*EXERCISE GOAL*. Please list all lines of the material below in which the string "marvelous" occurs.
**** PROVIDED INFORMATION ****
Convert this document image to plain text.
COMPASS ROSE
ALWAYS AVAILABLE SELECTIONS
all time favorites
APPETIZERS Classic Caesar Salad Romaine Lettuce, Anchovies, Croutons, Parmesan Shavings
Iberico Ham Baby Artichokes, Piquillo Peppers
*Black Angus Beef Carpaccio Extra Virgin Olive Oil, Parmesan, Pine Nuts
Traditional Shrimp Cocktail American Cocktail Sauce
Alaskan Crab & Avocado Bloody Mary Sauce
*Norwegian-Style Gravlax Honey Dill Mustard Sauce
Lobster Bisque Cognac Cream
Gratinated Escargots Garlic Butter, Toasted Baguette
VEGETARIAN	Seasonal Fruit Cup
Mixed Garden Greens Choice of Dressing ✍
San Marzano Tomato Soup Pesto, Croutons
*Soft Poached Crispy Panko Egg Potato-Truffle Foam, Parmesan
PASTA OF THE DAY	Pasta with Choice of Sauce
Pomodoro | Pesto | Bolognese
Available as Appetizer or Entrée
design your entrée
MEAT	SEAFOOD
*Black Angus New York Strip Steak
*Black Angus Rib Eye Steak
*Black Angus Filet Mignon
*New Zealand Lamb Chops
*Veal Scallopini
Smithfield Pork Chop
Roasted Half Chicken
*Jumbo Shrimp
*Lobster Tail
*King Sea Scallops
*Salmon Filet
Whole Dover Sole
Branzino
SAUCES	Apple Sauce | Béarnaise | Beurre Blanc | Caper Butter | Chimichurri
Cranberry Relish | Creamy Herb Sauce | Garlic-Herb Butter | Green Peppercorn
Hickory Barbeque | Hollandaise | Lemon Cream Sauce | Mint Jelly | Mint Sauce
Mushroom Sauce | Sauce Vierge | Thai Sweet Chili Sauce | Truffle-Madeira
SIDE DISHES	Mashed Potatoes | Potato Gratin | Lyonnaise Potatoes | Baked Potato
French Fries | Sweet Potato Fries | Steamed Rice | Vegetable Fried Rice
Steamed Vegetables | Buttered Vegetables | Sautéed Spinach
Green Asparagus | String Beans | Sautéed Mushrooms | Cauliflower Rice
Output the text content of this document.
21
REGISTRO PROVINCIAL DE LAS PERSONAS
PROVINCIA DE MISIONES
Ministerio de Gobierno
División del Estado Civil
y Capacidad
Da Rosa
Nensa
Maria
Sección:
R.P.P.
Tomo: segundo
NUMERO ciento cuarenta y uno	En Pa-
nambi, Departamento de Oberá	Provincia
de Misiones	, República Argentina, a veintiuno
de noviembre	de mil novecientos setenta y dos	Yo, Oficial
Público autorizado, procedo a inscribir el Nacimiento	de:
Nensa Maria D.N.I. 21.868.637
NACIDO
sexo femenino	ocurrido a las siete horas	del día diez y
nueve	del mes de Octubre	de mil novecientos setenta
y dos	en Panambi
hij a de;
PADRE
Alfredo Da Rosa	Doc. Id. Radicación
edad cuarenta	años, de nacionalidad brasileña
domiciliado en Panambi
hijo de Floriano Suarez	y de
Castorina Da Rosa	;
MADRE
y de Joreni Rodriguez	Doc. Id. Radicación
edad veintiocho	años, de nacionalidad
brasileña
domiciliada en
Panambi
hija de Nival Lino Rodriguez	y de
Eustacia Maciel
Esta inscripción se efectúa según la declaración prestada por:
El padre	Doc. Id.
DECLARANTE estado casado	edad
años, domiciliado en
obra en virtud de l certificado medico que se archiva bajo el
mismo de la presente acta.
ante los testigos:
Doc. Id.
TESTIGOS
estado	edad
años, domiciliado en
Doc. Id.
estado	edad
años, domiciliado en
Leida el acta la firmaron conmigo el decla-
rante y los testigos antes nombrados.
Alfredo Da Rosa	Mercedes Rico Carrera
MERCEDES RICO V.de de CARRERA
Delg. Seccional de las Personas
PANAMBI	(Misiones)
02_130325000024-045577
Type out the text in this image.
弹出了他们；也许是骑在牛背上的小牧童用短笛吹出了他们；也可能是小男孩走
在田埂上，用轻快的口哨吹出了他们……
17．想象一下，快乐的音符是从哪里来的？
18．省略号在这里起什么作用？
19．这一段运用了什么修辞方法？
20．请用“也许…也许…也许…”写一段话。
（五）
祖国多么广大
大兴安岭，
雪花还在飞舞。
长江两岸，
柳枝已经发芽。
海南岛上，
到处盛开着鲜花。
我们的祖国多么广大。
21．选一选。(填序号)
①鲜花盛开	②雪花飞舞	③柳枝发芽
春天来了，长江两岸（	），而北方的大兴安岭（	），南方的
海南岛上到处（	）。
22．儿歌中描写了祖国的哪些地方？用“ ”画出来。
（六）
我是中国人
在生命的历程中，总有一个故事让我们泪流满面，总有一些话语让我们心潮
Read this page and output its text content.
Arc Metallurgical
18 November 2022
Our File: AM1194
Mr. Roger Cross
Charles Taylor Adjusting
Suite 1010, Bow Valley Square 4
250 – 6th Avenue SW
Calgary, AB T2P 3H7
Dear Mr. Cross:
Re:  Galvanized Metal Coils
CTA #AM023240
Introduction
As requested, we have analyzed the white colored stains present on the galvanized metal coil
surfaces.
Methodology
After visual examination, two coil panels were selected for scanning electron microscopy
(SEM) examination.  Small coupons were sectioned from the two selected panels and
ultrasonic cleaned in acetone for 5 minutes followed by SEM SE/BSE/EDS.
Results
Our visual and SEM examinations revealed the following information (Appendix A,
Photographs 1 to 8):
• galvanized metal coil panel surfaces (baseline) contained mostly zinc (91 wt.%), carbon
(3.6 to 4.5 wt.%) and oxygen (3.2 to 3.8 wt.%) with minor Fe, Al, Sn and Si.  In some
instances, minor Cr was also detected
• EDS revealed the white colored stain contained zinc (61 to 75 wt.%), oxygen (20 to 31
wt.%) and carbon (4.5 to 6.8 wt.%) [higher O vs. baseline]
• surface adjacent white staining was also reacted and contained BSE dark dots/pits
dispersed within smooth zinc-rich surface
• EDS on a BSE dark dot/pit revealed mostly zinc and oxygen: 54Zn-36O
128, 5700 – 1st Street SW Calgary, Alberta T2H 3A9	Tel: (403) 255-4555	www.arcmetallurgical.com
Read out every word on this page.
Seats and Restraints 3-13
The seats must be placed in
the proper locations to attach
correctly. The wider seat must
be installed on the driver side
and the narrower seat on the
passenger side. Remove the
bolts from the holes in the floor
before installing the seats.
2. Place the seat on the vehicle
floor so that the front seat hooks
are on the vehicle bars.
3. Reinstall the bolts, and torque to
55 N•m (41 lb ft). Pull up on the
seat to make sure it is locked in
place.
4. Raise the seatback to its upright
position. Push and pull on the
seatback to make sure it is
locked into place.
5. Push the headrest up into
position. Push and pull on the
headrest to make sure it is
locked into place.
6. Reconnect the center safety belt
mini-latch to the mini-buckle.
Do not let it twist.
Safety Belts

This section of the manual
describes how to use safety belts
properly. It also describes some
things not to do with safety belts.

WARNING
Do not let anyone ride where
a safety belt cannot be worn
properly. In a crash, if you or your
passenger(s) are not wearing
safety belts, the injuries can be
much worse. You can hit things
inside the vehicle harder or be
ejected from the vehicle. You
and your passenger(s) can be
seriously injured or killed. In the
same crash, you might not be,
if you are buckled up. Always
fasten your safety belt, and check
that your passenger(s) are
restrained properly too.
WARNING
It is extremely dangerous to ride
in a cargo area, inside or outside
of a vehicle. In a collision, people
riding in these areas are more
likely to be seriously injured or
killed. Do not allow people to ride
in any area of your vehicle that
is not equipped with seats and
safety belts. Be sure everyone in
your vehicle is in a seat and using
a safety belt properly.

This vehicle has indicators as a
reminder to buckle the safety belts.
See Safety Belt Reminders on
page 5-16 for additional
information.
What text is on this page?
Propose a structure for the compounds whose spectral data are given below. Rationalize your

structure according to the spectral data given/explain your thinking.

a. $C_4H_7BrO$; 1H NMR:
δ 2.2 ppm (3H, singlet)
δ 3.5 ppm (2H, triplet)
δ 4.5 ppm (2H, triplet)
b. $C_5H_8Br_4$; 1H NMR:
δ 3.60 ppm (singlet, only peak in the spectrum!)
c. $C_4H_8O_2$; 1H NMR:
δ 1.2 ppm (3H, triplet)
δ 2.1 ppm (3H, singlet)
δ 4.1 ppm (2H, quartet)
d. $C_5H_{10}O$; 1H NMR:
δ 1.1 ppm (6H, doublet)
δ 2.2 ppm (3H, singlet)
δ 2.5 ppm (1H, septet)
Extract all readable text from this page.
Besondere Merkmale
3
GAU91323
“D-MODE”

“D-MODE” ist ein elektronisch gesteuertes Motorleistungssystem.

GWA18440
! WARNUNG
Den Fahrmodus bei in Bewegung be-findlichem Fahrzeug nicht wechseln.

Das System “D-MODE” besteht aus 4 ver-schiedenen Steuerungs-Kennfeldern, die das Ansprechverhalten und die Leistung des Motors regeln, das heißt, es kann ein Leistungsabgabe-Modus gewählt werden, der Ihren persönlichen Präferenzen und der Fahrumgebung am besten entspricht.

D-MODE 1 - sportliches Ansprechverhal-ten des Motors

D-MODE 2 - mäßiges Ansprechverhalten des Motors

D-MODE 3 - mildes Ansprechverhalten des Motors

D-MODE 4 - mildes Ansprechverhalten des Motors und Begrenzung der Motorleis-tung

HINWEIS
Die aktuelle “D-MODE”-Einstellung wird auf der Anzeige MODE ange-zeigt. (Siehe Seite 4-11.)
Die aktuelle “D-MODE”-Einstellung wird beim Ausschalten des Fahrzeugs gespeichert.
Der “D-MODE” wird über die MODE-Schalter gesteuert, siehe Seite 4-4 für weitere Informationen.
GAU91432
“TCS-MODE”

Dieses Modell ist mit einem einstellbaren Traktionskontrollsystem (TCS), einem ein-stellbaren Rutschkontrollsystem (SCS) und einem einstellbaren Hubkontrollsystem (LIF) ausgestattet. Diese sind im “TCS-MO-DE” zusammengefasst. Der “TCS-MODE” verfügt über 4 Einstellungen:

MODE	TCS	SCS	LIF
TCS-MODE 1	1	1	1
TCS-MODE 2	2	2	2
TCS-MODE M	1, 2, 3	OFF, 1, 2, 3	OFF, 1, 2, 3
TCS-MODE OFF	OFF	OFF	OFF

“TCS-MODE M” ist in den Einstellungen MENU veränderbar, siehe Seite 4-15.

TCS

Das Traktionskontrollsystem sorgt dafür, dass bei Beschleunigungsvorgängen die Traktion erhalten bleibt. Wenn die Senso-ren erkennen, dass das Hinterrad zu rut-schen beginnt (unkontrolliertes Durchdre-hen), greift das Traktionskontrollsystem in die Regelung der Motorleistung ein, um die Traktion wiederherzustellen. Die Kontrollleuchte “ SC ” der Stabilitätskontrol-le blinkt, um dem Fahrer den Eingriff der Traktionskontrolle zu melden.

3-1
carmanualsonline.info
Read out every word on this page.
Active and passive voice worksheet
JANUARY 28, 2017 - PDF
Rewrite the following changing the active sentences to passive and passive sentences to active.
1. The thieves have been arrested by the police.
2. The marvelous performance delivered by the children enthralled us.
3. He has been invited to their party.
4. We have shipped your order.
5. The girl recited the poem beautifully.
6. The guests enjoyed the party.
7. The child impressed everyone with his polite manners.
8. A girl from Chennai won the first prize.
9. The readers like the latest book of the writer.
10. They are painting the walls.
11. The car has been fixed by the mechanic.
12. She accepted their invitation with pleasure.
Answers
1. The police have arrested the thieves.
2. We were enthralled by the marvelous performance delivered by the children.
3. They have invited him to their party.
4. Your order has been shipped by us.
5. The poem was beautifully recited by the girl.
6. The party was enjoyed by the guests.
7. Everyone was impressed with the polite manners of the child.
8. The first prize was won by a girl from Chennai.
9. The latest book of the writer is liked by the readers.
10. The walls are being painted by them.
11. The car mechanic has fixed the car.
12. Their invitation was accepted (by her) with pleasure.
****
*THE ANSWER*.
2. The marvelous performance delivered by the children enthralled us.
2. We were enthralled by the marvelous performance delivered by the children.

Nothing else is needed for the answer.